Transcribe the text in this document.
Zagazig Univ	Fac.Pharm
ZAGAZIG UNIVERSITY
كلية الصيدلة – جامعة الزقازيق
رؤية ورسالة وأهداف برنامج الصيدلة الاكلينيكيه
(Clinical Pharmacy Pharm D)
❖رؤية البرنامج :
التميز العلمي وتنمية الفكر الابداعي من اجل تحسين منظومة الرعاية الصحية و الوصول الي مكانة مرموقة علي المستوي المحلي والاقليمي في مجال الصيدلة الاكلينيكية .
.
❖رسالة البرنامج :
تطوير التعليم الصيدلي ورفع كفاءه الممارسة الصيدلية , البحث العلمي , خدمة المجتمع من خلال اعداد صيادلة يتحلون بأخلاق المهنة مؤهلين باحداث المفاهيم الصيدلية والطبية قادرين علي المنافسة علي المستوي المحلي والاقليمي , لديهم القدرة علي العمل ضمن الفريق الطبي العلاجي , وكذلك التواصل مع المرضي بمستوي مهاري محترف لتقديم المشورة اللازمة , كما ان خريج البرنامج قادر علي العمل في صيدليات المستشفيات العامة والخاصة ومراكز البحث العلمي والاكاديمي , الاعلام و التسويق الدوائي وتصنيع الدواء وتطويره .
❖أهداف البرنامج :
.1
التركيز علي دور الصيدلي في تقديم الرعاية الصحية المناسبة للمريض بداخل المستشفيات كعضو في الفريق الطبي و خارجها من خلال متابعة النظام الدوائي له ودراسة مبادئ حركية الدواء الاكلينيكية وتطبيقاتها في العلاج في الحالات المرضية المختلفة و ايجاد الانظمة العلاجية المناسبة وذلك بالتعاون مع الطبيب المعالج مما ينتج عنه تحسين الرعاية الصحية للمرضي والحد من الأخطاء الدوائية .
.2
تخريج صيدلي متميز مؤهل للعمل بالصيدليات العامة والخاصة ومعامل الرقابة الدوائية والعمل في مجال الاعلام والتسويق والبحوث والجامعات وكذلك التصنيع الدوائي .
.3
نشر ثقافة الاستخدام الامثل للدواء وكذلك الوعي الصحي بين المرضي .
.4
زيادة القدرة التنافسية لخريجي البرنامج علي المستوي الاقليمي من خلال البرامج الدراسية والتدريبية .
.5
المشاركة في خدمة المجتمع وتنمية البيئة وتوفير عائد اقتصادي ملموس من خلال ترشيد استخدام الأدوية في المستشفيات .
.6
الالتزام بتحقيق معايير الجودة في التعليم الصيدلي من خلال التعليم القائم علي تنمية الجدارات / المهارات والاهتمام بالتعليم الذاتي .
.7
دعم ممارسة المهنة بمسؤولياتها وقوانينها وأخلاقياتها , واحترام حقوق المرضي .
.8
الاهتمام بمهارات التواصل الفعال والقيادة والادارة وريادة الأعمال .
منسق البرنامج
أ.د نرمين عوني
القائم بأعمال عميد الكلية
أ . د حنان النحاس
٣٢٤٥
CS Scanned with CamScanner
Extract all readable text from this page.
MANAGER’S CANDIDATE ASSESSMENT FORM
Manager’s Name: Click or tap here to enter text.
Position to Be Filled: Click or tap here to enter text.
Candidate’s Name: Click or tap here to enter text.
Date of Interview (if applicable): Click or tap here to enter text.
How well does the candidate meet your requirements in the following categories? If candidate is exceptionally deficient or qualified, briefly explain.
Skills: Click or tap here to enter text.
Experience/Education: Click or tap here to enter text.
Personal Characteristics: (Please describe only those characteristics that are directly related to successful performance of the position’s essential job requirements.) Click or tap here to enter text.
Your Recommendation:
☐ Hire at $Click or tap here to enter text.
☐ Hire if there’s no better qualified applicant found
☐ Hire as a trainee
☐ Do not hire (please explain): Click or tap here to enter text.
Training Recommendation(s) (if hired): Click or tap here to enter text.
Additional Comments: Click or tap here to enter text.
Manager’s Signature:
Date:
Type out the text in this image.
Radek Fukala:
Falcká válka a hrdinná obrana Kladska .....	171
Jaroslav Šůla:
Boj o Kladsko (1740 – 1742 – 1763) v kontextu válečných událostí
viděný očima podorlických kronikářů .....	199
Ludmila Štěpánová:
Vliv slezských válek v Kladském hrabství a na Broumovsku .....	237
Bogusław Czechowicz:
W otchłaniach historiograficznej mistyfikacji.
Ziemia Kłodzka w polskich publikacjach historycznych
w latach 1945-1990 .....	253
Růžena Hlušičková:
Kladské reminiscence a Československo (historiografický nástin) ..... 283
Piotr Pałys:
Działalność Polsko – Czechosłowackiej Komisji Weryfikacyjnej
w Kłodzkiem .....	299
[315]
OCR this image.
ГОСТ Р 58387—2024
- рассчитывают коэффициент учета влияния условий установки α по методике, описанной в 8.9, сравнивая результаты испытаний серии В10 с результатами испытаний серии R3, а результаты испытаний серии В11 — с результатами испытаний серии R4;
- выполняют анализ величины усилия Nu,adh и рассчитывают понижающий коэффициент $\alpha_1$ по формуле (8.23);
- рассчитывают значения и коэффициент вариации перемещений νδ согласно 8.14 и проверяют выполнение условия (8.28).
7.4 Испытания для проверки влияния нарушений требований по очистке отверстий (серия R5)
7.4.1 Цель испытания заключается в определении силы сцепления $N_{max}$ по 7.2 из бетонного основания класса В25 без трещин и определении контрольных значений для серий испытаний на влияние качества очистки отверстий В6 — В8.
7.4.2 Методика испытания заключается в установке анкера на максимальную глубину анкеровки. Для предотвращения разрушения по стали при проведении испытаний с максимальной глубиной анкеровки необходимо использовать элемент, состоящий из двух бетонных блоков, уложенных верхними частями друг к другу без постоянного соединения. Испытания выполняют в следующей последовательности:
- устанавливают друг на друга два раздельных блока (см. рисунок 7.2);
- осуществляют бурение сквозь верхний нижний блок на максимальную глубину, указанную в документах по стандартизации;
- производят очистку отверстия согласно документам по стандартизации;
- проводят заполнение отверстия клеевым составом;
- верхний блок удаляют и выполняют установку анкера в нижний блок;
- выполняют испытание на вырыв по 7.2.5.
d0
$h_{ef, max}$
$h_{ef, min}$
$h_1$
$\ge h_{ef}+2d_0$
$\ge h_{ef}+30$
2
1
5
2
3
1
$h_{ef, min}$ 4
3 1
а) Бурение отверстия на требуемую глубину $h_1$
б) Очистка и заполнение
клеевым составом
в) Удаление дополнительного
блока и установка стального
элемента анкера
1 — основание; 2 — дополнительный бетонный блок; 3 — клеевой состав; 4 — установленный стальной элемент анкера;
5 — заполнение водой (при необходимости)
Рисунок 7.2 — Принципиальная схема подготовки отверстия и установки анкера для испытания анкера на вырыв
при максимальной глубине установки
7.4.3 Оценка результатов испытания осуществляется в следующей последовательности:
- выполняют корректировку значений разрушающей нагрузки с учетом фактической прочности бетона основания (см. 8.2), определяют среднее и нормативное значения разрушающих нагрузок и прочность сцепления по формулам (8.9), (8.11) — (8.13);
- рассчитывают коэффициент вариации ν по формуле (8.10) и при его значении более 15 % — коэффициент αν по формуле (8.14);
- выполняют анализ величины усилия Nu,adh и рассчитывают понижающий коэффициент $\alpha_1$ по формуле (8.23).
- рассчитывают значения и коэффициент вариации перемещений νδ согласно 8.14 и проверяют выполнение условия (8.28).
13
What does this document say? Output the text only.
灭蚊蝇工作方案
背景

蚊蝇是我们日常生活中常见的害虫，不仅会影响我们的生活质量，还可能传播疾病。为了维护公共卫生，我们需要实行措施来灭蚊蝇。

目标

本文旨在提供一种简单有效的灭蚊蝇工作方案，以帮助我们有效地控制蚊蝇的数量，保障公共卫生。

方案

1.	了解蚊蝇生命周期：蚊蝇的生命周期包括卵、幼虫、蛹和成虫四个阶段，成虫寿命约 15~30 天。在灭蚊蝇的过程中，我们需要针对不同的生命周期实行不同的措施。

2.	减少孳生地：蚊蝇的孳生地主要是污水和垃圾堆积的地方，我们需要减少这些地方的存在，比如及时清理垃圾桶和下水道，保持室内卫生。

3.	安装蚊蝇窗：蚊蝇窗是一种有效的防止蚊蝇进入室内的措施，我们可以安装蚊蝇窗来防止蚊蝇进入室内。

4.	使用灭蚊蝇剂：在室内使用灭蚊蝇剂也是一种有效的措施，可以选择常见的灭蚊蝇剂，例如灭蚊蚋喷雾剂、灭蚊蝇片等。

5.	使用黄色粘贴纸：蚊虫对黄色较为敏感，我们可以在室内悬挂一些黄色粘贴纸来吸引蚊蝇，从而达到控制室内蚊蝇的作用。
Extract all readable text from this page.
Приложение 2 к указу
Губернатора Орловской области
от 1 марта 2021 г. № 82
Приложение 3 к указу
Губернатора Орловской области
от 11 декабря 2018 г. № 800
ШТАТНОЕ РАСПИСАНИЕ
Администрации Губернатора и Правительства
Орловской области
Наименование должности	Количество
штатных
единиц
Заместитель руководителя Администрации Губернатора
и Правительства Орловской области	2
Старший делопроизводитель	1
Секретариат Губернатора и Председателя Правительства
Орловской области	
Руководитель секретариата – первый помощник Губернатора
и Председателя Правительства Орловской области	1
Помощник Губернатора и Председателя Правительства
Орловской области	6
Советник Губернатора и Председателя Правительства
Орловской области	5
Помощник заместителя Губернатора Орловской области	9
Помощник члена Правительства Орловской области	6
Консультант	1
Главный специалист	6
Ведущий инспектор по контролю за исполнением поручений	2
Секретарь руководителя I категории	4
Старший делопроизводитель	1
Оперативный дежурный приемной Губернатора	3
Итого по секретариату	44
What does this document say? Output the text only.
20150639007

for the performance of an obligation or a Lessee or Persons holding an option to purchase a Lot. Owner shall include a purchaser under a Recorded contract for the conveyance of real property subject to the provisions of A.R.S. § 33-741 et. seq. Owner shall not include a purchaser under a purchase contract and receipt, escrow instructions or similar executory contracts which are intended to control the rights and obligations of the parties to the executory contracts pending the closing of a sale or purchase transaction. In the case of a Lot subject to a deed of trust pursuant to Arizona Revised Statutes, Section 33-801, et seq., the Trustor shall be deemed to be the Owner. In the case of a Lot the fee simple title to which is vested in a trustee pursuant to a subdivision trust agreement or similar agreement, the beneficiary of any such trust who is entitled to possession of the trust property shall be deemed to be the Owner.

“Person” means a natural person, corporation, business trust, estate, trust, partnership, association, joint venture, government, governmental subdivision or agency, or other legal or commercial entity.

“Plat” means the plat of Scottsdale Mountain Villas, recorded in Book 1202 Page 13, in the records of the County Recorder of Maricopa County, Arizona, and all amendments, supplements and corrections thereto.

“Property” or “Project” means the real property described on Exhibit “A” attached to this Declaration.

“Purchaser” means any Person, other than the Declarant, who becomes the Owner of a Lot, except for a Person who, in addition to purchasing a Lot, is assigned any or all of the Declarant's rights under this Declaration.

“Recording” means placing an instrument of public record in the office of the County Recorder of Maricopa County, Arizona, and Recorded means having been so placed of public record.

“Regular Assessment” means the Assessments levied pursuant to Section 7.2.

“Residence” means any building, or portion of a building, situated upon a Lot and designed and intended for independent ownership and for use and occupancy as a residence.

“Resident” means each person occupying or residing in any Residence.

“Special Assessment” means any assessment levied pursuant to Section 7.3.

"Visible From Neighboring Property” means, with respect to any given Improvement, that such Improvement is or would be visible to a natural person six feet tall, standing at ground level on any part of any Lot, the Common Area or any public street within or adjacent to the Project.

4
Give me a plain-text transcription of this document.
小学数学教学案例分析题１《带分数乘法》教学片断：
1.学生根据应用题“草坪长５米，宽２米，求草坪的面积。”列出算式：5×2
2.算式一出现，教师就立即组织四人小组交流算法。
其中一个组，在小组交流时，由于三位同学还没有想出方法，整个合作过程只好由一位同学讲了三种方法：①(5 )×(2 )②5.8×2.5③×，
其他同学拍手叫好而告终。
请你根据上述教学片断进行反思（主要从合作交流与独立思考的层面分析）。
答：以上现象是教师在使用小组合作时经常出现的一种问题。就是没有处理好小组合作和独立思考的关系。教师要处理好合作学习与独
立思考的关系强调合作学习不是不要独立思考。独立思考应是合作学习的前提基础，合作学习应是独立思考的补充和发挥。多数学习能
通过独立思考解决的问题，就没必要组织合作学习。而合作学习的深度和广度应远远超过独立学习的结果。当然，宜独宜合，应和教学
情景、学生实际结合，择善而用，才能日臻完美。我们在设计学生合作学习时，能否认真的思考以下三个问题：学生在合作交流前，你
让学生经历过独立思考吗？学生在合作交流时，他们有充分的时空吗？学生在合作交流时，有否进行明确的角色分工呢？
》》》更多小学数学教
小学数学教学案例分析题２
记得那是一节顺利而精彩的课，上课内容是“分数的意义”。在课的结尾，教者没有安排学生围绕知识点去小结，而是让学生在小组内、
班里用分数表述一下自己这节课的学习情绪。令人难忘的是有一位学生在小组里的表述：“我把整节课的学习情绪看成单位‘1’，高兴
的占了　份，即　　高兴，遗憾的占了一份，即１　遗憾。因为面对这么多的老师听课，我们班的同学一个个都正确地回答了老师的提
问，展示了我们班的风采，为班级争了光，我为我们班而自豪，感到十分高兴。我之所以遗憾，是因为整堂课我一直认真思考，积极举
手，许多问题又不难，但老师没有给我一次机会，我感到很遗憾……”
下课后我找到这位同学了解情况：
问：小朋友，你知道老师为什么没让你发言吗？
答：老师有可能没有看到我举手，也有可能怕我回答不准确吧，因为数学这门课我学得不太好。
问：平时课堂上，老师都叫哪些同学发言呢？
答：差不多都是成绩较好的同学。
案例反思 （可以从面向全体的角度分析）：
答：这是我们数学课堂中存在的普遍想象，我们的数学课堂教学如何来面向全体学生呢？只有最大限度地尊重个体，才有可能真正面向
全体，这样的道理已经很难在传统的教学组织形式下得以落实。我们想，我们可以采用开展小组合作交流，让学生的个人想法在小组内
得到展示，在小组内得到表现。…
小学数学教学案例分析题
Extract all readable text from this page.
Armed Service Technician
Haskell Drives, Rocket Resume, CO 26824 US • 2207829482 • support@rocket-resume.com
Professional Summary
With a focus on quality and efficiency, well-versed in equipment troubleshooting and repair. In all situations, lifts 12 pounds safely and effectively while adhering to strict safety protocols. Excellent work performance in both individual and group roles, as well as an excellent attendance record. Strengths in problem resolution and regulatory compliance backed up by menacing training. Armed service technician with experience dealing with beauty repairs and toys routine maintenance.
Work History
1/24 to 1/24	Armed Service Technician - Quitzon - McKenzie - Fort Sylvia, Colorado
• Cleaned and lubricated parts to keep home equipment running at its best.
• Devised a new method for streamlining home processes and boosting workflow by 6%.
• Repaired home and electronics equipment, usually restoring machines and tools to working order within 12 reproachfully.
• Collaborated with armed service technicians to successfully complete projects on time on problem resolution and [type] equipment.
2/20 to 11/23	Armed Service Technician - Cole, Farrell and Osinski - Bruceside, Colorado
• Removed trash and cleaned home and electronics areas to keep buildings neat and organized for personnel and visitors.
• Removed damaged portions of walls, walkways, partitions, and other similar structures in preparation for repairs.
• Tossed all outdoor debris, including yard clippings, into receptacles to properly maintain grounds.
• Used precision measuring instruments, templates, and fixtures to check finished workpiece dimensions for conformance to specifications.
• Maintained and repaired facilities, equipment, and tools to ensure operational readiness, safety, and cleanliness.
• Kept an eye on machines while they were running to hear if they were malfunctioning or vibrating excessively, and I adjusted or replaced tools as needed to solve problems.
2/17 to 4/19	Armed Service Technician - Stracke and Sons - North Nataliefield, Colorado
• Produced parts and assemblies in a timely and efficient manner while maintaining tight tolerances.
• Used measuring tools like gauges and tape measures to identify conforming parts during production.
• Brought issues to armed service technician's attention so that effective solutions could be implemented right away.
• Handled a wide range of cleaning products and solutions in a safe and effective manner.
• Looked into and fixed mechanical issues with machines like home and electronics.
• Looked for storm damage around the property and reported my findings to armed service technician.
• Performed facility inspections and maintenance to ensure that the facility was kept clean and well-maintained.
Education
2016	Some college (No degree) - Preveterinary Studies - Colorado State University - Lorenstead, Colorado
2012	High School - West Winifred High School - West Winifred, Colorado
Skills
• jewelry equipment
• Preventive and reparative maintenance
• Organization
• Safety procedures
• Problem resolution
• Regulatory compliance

==*==

- _Short exercise_: Select all lines in the listing that include the word "Removed".

- _Result of this exercise_:
• Removed trash and cleaned home and electronics areas to keep buildings neat and organized for personnel and visitors.
• Removed damaged portions of walls, walkways, partitions, and other similar structures in preparation for repairs.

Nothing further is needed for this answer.